■ Task directions
Using the data beneath, show every line that includes the word "this".

####

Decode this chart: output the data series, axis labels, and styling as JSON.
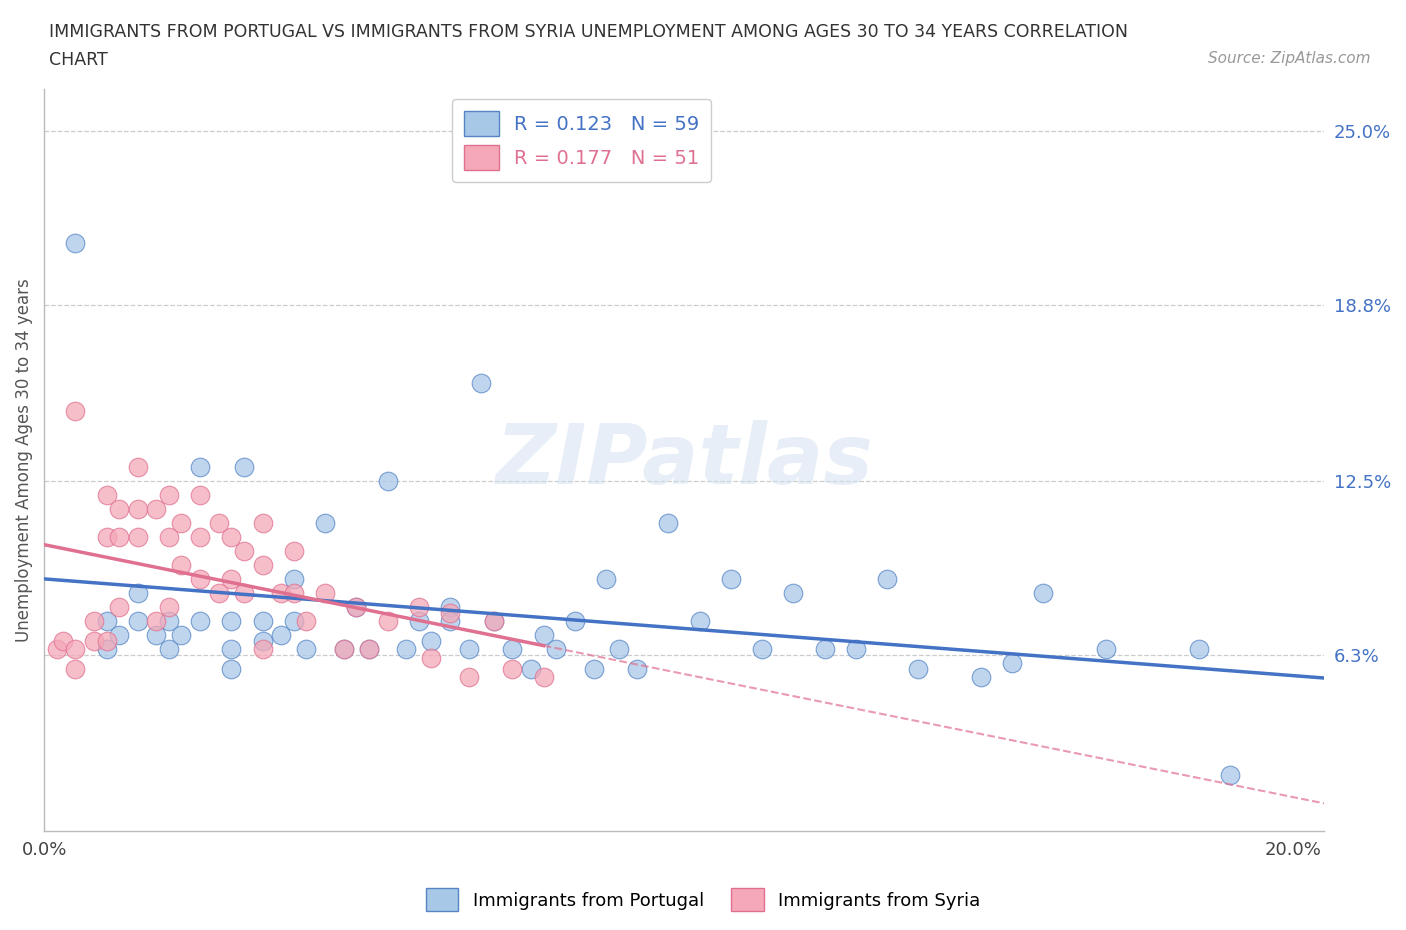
{
  "title_line1": "IMMIGRANTS FROM PORTUGAL VS IMMIGRANTS FROM SYRIA UNEMPLOYMENT AMONG AGES 30 TO 34 YEARS CORRELATION",
  "title_line2": "CHART",
  "source_text": "Source: ZipAtlas.com",
  "ylabel": "Unemployment Among Ages 30 to 34 years",
  "xlim": [
    0.0,
    0.205
  ],
  "ylim": [
    0.0,
    0.265
  ],
  "x_tick_labels": [
    "0.0%",
    "20.0%"
  ],
  "x_tick_values": [
    0.0,
    0.2
  ],
  "y_tick_labels_right": [
    "6.3%",
    "12.5%",
    "18.8%",
    "25.0%"
  ],
  "y_tick_values_right": [
    0.063,
    0.125,
    0.188,
    0.25
  ],
  "R_portugal": 0.123,
  "N_portugal": 59,
  "R_syria": 0.177,
  "N_syria": 51,
  "portugal_color": "#a8c8e8",
  "syria_color": "#f4a8b8",
  "portugal_edge_color": "#5585c5",
  "syria_edge_color": "#e07090",
  "portugal_line_color": "#4472c4",
  "syria_line_color": "#e07090",
  "watermark": "ZIPatlas",
  "portugal_scatter_x": [
    0.005,
    0.01,
    0.01,
    0.012,
    0.015,
    0.015,
    0.018,
    0.02,
    0.02,
    0.022,
    0.025,
    0.025,
    0.03,
    0.03,
    0.03,
    0.032,
    0.035,
    0.035,
    0.038,
    0.04,
    0.04,
    0.042,
    0.045,
    0.048,
    0.05,
    0.052,
    0.055,
    0.058,
    0.06,
    0.062,
    0.065,
    0.065,
    0.068,
    0.07,
    0.072,
    0.075,
    0.078,
    0.08,
    0.082,
    0.085,
    0.088,
    0.09,
    0.092,
    0.095,
    0.1,
    0.105,
    0.11,
    0.115,
    0.12,
    0.125,
    0.13,
    0.135,
    0.14,
    0.15,
    0.155,
    0.16,
    0.17,
    0.185,
    0.19
  ],
  "portugal_scatter_y": [
    0.21,
    0.075,
    0.065,
    0.07,
    0.085,
    0.075,
    0.07,
    0.075,
    0.065,
    0.07,
    0.13,
    0.075,
    0.075,
    0.065,
    0.058,
    0.13,
    0.075,
    0.068,
    0.07,
    0.09,
    0.075,
    0.065,
    0.11,
    0.065,
    0.08,
    0.065,
    0.125,
    0.065,
    0.075,
    0.068,
    0.08,
    0.075,
    0.065,
    0.16,
    0.075,
    0.065,
    0.058,
    0.07,
    0.065,
    0.075,
    0.058,
    0.09,
    0.065,
    0.058,
    0.11,
    0.075,
    0.09,
    0.065,
    0.085,
    0.065,
    0.065,
    0.09,
    0.058,
    0.055,
    0.06,
    0.085,
    0.065,
    0.065,
    0.02
  ],
  "syria_scatter_x": [
    0.002,
    0.003,
    0.005,
    0.005,
    0.005,
    0.008,
    0.008,
    0.01,
    0.01,
    0.01,
    0.012,
    0.012,
    0.012,
    0.015,
    0.015,
    0.015,
    0.018,
    0.018,
    0.02,
    0.02,
    0.02,
    0.022,
    0.022,
    0.025,
    0.025,
    0.025,
    0.028,
    0.028,
    0.03,
    0.03,
    0.032,
    0.032,
    0.035,
    0.035,
    0.035,
    0.038,
    0.04,
    0.04,
    0.042,
    0.045,
    0.048,
    0.05,
    0.052,
    0.055,
    0.06,
    0.062,
    0.065,
    0.068,
    0.072,
    0.075,
    0.08
  ],
  "syria_scatter_y": [
    0.065,
    0.068,
    0.15,
    0.065,
    0.058,
    0.075,
    0.068,
    0.12,
    0.105,
    0.068,
    0.115,
    0.105,
    0.08,
    0.13,
    0.115,
    0.105,
    0.115,
    0.075,
    0.12,
    0.105,
    0.08,
    0.11,
    0.095,
    0.12,
    0.105,
    0.09,
    0.11,
    0.085,
    0.105,
    0.09,
    0.1,
    0.085,
    0.11,
    0.095,
    0.065,
    0.085,
    0.1,
    0.085,
    0.075,
    0.085,
    0.065,
    0.08,
    0.065,
    0.075,
    0.08,
    0.062,
    0.078,
    0.055,
    0.075,
    0.058,
    0.055
  ]
}
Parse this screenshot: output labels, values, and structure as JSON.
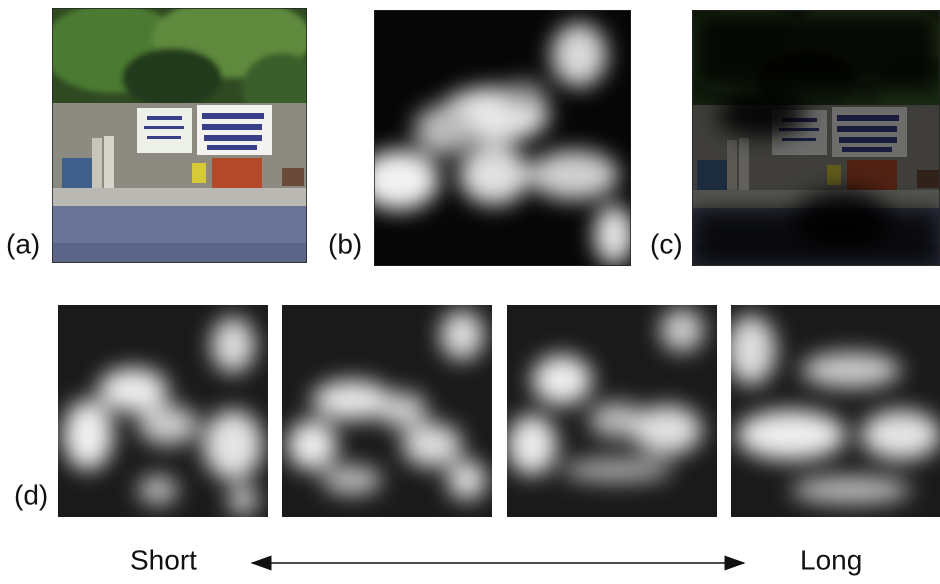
{
  "panels": {
    "a": "(a)",
    "b": "(b)",
    "c": "(c)",
    "d": "(d)"
  },
  "scale": {
    "start": "Short",
    "end": "Long"
  }
}
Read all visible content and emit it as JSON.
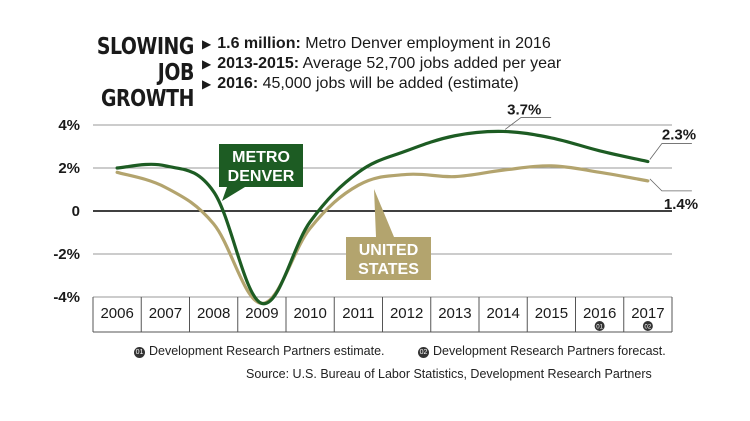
{
  "header": {
    "title_line1": "SLOWING JOB",
    "title_line2": "GROWTH",
    "facts": [
      {
        "bold": "1.6 million:",
        "text": " Metro Denver employment in 2016"
      },
      {
        "bold": "2013-2015:",
        "text": " Average 52,700 jobs added per year"
      },
      {
        "bold": "2016:",
        "text": " 45,000 jobs will be added (estimate)"
      }
    ]
  },
  "footnotes": {
    "note1_marker": "01",
    "note1": "Development Research Partners estimate.",
    "note2_marker": "02",
    "note2": "Development Research Partners forecast.",
    "source": "Source: U.S. Bureau of Labor Statistics, Development Research Partners"
  },
  "chart_data": {
    "type": "line",
    "title": "SLOWING JOB GROWTH",
    "xlabel": "",
    "ylabel": "",
    "categories": [
      "2006",
      "2007",
      "2008",
      "2009",
      "2010",
      "2011",
      "2012",
      "2013",
      "2014",
      "2015",
      "2016",
      "2017"
    ],
    "category_markers": [
      "",
      "",
      "",
      "",
      "",
      "",
      "",
      "",
      "",
      "",
      "01",
      "02"
    ],
    "y_ticks": [
      {
        "value": 4,
        "label": "4%"
      },
      {
        "value": 2,
        "label": "2%"
      },
      {
        "value": 0,
        "label": "0"
      },
      {
        "value": -2,
        "label": "-2%"
      },
      {
        "value": -4,
        "label": "-4%"
      }
    ],
    "ylim": [
      -4,
      4
    ],
    "grid": true,
    "series": [
      {
        "name": "METRO DENVER",
        "name_line1": "METRO",
        "name_line2": "DENVER",
        "color": "#1d5c23",
        "values": [
          2.0,
          2.1,
          0.9,
          -4.3,
          -0.5,
          1.8,
          2.8,
          3.5,
          3.7,
          3.4,
          2.8,
          2.3
        ]
      },
      {
        "name": "UNITED STATES",
        "name_line1": "UNITED",
        "name_line2": "STATES",
        "color": "#b3a46e",
        "values": [
          1.8,
          1.1,
          -0.6,
          -4.3,
          -0.8,
          1.2,
          1.7,
          1.6,
          1.9,
          2.1,
          1.8,
          1.4
        ]
      }
    ],
    "annotations": [
      {
        "series": 0,
        "index": 8,
        "label": "3.7%"
      },
      {
        "series": 0,
        "index": 11,
        "label": "2.3%"
      },
      {
        "series": 1,
        "index": 11,
        "label": "1.4%"
      }
    ]
  }
}
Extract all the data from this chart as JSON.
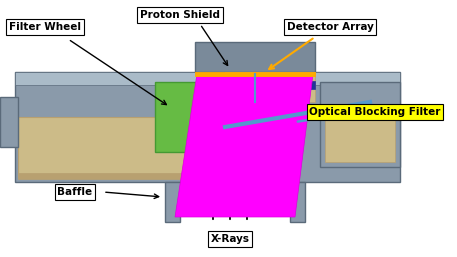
{
  "fig_width": 4.57,
  "fig_height": 2.57,
  "dpi": 100,
  "bg_color": "#ffffff",
  "labels": {
    "proton_shield": "Proton Shield",
    "filter_wheel": "Filter Wheel",
    "detector_array": "Detector Array",
    "optical_blocking_filter": "Optical Blocking Filter",
    "baffle": "Baffle",
    "xrays": "X-Rays"
  },
  "colors": {
    "magenta": "#ff00ff",
    "green": "#66bb44",
    "gray_body": "#8a9aaa",
    "gray_mid": "#7a8a9a",
    "gray_dark": "#5a6a7a",
    "gray_light": "#aabbc8",
    "tan": "#ccbb88",
    "tan_dark": "#b8a070",
    "blue_filter": "#5599cc",
    "orange_line": "#ffaa00",
    "dark_blue": "#223399",
    "obf_box_bg": "#ffff00",
    "black": "#000000",
    "white": "#ffffff"
  }
}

####

■ Reply
Decode this chart: output the data series, axis labels, and styling as JSON.
Parse this screenshot: output labels, values, and structure as JSON.
Extract all the data from this chart as JSON.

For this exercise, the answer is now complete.